■ Exercise instructions:
Images must not appear in your copy; reproduce every other part of the records exactly.

Start of Supplied information

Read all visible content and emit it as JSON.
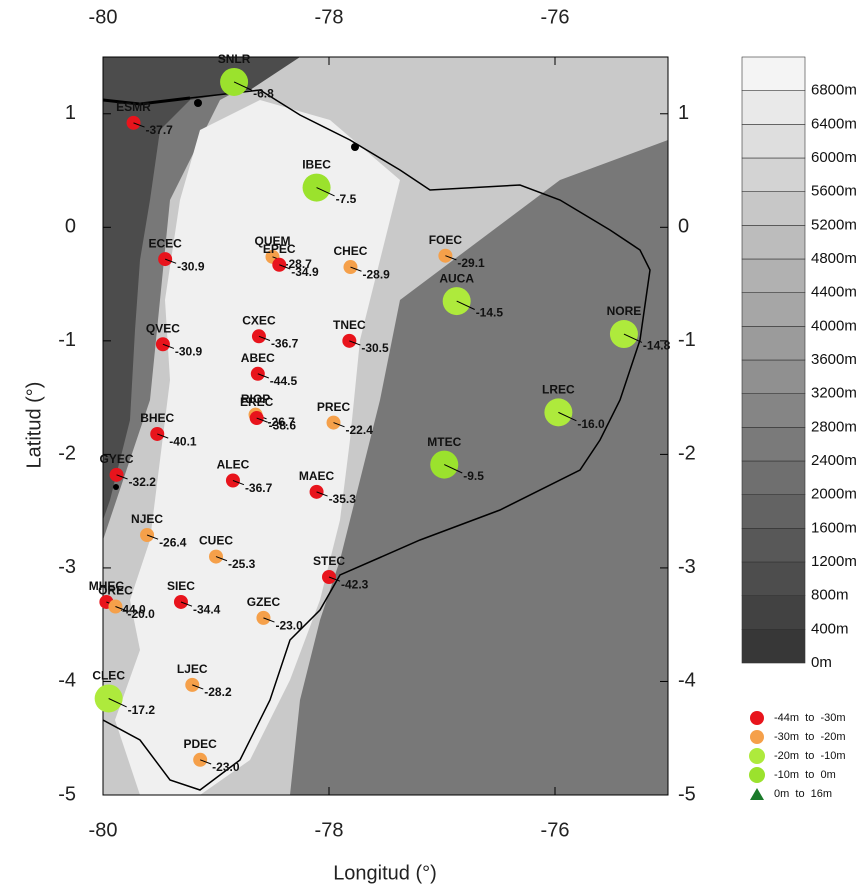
{
  "chart_data": {
    "type": "scatter",
    "xlabel": "Longitud (°)",
    "ylabel": "Latitud (°)",
    "xlim": [
      -80,
      -75
    ],
    "ylim": [
      -5,
      1.5
    ],
    "xticks": [
      -80,
      -78,
      -76
    ],
    "yticks": [
      -5,
      -4,
      -3,
      -2,
      -1,
      0,
      1
    ],
    "stations": [
      {
        "name": "SNLR",
        "lon": -78.84,
        "lat": 1.28,
        "value": -6.8,
        "color": "#9be22d"
      },
      {
        "name": "ESMR",
        "lon": -79.73,
        "lat": 0.92,
        "value": -37.7,
        "color": "#e8141c"
      },
      {
        "name": "IBEC",
        "lon": -78.11,
        "lat": 0.35,
        "value": -7.5,
        "color": "#9be22d"
      },
      {
        "name": "ECEC",
        "lon": -79.45,
        "lat": -0.28,
        "value": -30.9,
        "color": "#e8141c"
      },
      {
        "name": "QUEM",
        "lon": -78.5,
        "lat": -0.26,
        "value": -28.7,
        "color": "#f5a04a"
      },
      {
        "name": "EPEC",
        "lon": -78.44,
        "lat": -0.33,
        "value": -34.9,
        "color": "#e8141c"
      },
      {
        "name": "CHEC",
        "lon": -77.81,
        "lat": -0.35,
        "value": -28.9,
        "color": "#f5a04a"
      },
      {
        "name": "FOEC",
        "lon": -76.97,
        "lat": -0.25,
        "value": -29.1,
        "color": "#f5a04a"
      },
      {
        "name": "AUCA",
        "lon": -76.87,
        "lat": -0.65,
        "value": -14.5,
        "color": "#aeea3c"
      },
      {
        "name": "NORE",
        "lon": -75.39,
        "lat": -0.94,
        "value": -14.8,
        "color": "#aeea3c"
      },
      {
        "name": "CXEC",
        "lon": -78.62,
        "lat": -0.96,
        "value": -36.7,
        "color": "#e8141c"
      },
      {
        "name": "TNEC",
        "lon": -77.82,
        "lat": -1.0,
        "value": -30.5,
        "color": "#e8141c"
      },
      {
        "name": "QVEC",
        "lon": -79.47,
        "lat": -1.03,
        "value": -30.9,
        "color": "#e8141c"
      },
      {
        "name": "ABEC",
        "lon": -78.63,
        "lat": -1.29,
        "value": -44.5,
        "color": "#e8141c"
      },
      {
        "name": "RIOP",
        "lon": -78.65,
        "lat": -1.65,
        "value": -26.7,
        "color": "#f5a04a"
      },
      {
        "name": "EREC",
        "lon": -78.64,
        "lat": -1.68,
        "value": -38.6,
        "color": "#e8141c"
      },
      {
        "name": "PREC",
        "lon": -77.96,
        "lat": -1.72,
        "value": -22.4,
        "color": "#f5a04a"
      },
      {
        "name": "LREC",
        "lon": -75.97,
        "lat": -1.63,
        "value": -16.0,
        "value_label": "-16.0",
        "color": "#aeea3c"
      },
      {
        "name": "BHEC",
        "lon": -79.52,
        "lat": -1.82,
        "value": -40.1,
        "color": "#e8141c"
      },
      {
        "name": "MTEC",
        "lon": -76.98,
        "lat": -2.09,
        "value": -9.5,
        "color": "#9be22d"
      },
      {
        "name": "GYEC",
        "lon": -79.88,
        "lat": -2.18,
        "value": -32.2,
        "color": "#e8141c"
      },
      {
        "name": "ALEC",
        "lon": -78.85,
        "lat": -2.23,
        "value": -36.7,
        "color": "#e8141c"
      },
      {
        "name": "MAEC",
        "lon": -78.11,
        "lat": -2.33,
        "value": -35.3,
        "color": "#e8141c"
      },
      {
        "name": "NJEC",
        "lon": -79.61,
        "lat": -2.71,
        "value": -26.4,
        "color": "#f5a04a"
      },
      {
        "name": "CUEC",
        "lon": -79.0,
        "lat": -2.9,
        "value": -25.3,
        "color": "#f5a04a"
      },
      {
        "name": "STEC",
        "lon": -78.0,
        "lat": -3.08,
        "value": -42.3,
        "color": "#e8141c"
      },
      {
        "name": "MHEC",
        "lon": -79.97,
        "lat": -3.3,
        "value": -44.0,
        "value_label": "-44.0",
        "color": "#e8141c"
      },
      {
        "name": "OREC",
        "lon": -79.89,
        "lat": -3.34,
        "value": -20.0,
        "value_label": "-20.0",
        "color": "#f5a04a"
      },
      {
        "name": "SIEC",
        "lon": -79.31,
        "lat": -3.3,
        "value": -34.4,
        "color": "#e8141c"
      },
      {
        "name": "GZEC",
        "lon": -78.58,
        "lat": -3.44,
        "value": -23.0,
        "value_label": "-23.0",
        "color": "#f5a04a"
      },
      {
        "name": "LJEC",
        "lon": -79.21,
        "lat": -4.03,
        "value": -28.2,
        "color": "#f5a04a"
      },
      {
        "name": "CLEC",
        "lon": -79.95,
        "lat": -4.15,
        "value": -17.2,
        "color": "#aeea3c"
      },
      {
        "name": "PDEC",
        "lon": -79.14,
        "lat": -4.69,
        "value": -23.0,
        "value_label": "-23.0",
        "color": "#f5a04a"
      }
    ],
    "elevation_scale": {
      "lim": [
        0,
        7200
      ],
      "ticks": [
        {
          "value": 0,
          "label": "0m"
        },
        {
          "value": 400,
          "label": "400m"
        },
        {
          "value": 800,
          "label": "800m"
        },
        {
          "value": 1200,
          "label": "1200m"
        },
        {
          "value": 1600,
          "label": "1600m"
        },
        {
          "value": 2000,
          "label": "2000m"
        },
        {
          "value": 2400,
          "label": "2400m"
        },
        {
          "value": 2800,
          "label": "2800m"
        },
        {
          "value": 3200,
          "label": "3200m"
        },
        {
          "value": 3600,
          "label": "3600m"
        },
        {
          "value": 4000,
          "label": "4000m"
        },
        {
          "value": 4400,
          "label": "4400m"
        },
        {
          "value": 4800,
          "label": "4800m"
        },
        {
          "value": 5200,
          "label": "5200m"
        },
        {
          "value": 5600,
          "label": "5600m"
        },
        {
          "value": 6000,
          "label": "6000m"
        },
        {
          "value": 6400,
          "label": "6400m"
        },
        {
          "value": 6800,
          "label": "6800m"
        }
      ]
    },
    "legend": [
      {
        "label": "-44m  to  -30m",
        "color": "#e8141c",
        "marker": "circle"
      },
      {
        "label": "-30m  to  -20m",
        "color": "#f5a04a",
        "marker": "circle"
      },
      {
        "label": "-20m  to  -10m",
        "color": "#aeea3c",
        "marker": "circle"
      },
      {
        "label": "-10m  to  0m",
        "color": "#9be22d",
        "marker": "circle"
      },
      {
        "label": "0m  to  16m",
        "color": "#1a7a2a",
        "marker": "triangle"
      }
    ]
  }
}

End of Supplied information

■ In response:
Read all visible content and emit it as JSON.
{
  "chart_data": {
    "type": "scatter",
    "xlabel": "Longitud (°)",
    "ylabel": "Latitud (°)",
    "xlim": [
      -80,
      -75
    ],
    "ylim": [
      -5,
      1.5
    ],
    "xticks": [
      -80,
      -78,
      -76
    ],
    "yticks": [
      -5,
      -4,
      -3,
      -2,
      -1,
      0,
      1
    ],
    "stations": [
      {
        "name": "SNLR",
        "lon": -78.84,
        "lat": 1.28,
        "value": -6.8,
        "color": "#9be22d"
      },
      {
        "name": "ESMR",
        "lon": -79.73,
        "lat": 0.92,
        "value": -37.7,
        "color": "#e8141c"
      },
      {
        "name": "IBEC",
        "lon": -78.11,
        "lat": 0.35,
        "value": -7.5,
        "color": "#9be22d"
      },
      {
        "name": "ECEC",
        "lon": -79.45,
        "lat": -0.28,
        "value": -30.9,
        "color": "#e8141c"
      },
      {
        "name": "QUEM",
        "lon": -78.5,
        "lat": -0.26,
        "value": -28.7,
        "color": "#f5a04a"
      },
      {
        "name": "EPEC",
        "lon": -78.44,
        "lat": -0.33,
        "value": -34.9,
        "color": "#e8141c"
      },
      {
        "name": "CHEC",
        "lon": -77.81,
        "lat": -0.35,
        "value": -28.9,
        "color": "#f5a04a"
      },
      {
        "name": "FOEC",
        "lon": -76.97,
        "lat": -0.25,
        "value": -29.1,
        "color": "#f5a04a"
      },
      {
        "name": "AUCA",
        "lon": -76.87,
        "lat": -0.65,
        "value": -14.5,
        "color": "#aeea3c"
      },
      {
        "name": "NORE",
        "lon": -75.39,
        "lat": -0.94,
        "value": -14.8,
        "color": "#aeea3c"
      },
      {
        "name": "CXEC",
        "lon": -78.62,
        "lat": -0.96,
        "value": -36.7,
        "color": "#e8141c"
      },
      {
        "name": "TNEC",
        "lon": -77.82,
        "lat": -1.0,
        "value": -30.5,
        "color": "#e8141c"
      },
      {
        "name": "QVEC",
        "lon": -79.47,
        "lat": -1.03,
        "value": -30.9,
        "color": "#e8141c"
      },
      {
        "name": "ABEC",
        "lon": -78.63,
        "lat": -1.29,
        "value": -44.5,
        "color": "#e8141c"
      },
      {
        "name": "RIOP",
        "lon": -78.65,
        "lat": -1.65,
        "value": -26.7,
        "color": "#f5a04a"
      },
      {
        "name": "EREC",
        "lon": -78.64,
        "lat": -1.68,
        "value": -38.6,
        "color": "#e8141c"
      },
      {
        "name": "PREC",
        "lon": -77.96,
        "lat": -1.72,
        "value": -22.4,
        "color": "#f5a04a"
      },
      {
        "name": "LREC",
        "lon": -75.97,
        "lat": -1.63,
        "value": -16.0,
        "value_label": "-16.0",
        "color": "#aeea3c"
      },
      {
        "name": "BHEC",
        "lon": -79.52,
        "lat": -1.82,
        "value": -40.1,
        "color": "#e8141c"
      },
      {
        "name": "MTEC",
        "lon": -76.98,
        "lat": -2.09,
        "value": -9.5,
        "color": "#9be22d"
      },
      {
        "name": "GYEC",
        "lon": -79.88,
        "lat": -2.18,
        "value": -32.2,
        "color": "#e8141c"
      },
      {
        "name": "ALEC",
        "lon": -78.85,
        "lat": -2.23,
        "value": -36.7,
        "color": "#e8141c"
      },
      {
        "name": "MAEC",
        "lon": -78.11,
        "lat": -2.33,
        "value": -35.3,
        "color": "#e8141c"
      },
      {
        "name": "NJEC",
        "lon": -79.61,
        "lat": -2.71,
        "value": -26.4,
        "color": "#f5a04a"
      },
      {
        "name": "CUEC",
        "lon": -79.0,
        "lat": -2.9,
        "value": -25.3,
        "color": "#f5a04a"
      },
      {
        "name": "STEC",
        "lon": -78.0,
        "lat": -3.08,
        "value": -42.3,
        "color": "#e8141c"
      },
      {
        "name": "MHEC",
        "lon": -79.97,
        "lat": -3.3,
        "value": -44.0,
        "value_label": "-44.0",
        "color": "#e8141c"
      },
      {
        "name": "OREC",
        "lon": -79.89,
        "lat": -3.34,
        "value": -20.0,
        "value_label": "-20.0",
        "color": "#f5a04a"
      },
      {
        "name": "SIEC",
        "lon": -79.31,
        "lat": -3.3,
        "value": -34.4,
        "color": "#e8141c"
      },
      {
        "name": "GZEC",
        "lon": -78.58,
        "lat": -3.44,
        "value": -23.0,
        "value_label": "-23.0",
        "color": "#f5a04a"
      },
      {
        "name": "LJEC",
        "lon": -79.21,
        "lat": -4.03,
        "value": -28.2,
        "color": "#f5a04a"
      },
      {
        "name": "CLEC",
        "lon": -79.95,
        "lat": -4.15,
        "value": -17.2,
        "color": "#aeea3c"
      },
      {
        "name": "PDEC",
        "lon": -79.14,
        "lat": -4.69,
        "value": -23.0,
        "value_label": "-23.0",
        "color": "#f5a04a"
      }
    ],
    "elevation_scale": {
      "lim": [
        0,
        7200
      ],
      "ticks": [
        {
          "value": 0,
          "label": "0m"
        },
        {
          "value": 400,
          "label": "400m"
        },
        {
          "value": 800,
          "label": "800m"
        },
        {
          "value": 1200,
          "label": "1200m"
        },
        {
          "value": 1600,
          "label": "1600m"
        },
        {
          "value": 2000,
          "label": "2000m"
        },
        {
          "value": 2400,
          "label": "2400m"
        },
        {
          "value": 2800,
          "label": "2800m"
        },
        {
          "value": 3200,
          "label": "3200m"
        },
        {
          "value": 3600,
          "label": "3600m"
        },
        {
          "value": 4000,
          "label": "4000m"
        },
        {
          "value": 4400,
          "label": "4400m"
        },
        {
          "value": 4800,
          "label": "4800m"
        },
        {
          "value": 5200,
          "label": "5200m"
        },
        {
          "value": 5600,
          "label": "5600m"
        },
        {
          "value": 6000,
          "label": "6000m"
        },
        {
          "value": 6400,
          "label": "6400m"
        },
        {
          "value": 6800,
          "label": "6800m"
        }
      ]
    },
    "legend": [
      {
        "label": "-44m  to  -30m",
        "color": "#e8141c",
        "marker": "circle"
      },
      {
        "label": "-30m  to  -20m",
        "color": "#f5a04a",
        "marker": "circle"
      },
      {
        "label": "-20m  to  -10m",
        "color": "#aeea3c",
        "marker": "circle"
      },
      {
        "label": "-10m  to  0m",
        "color": "#9be22d",
        "marker": "circle"
      },
      {
        "label": "0m  to  16m",
        "color": "#1a7a2a",
        "marker": "triangle"
      }
    ]
  }
}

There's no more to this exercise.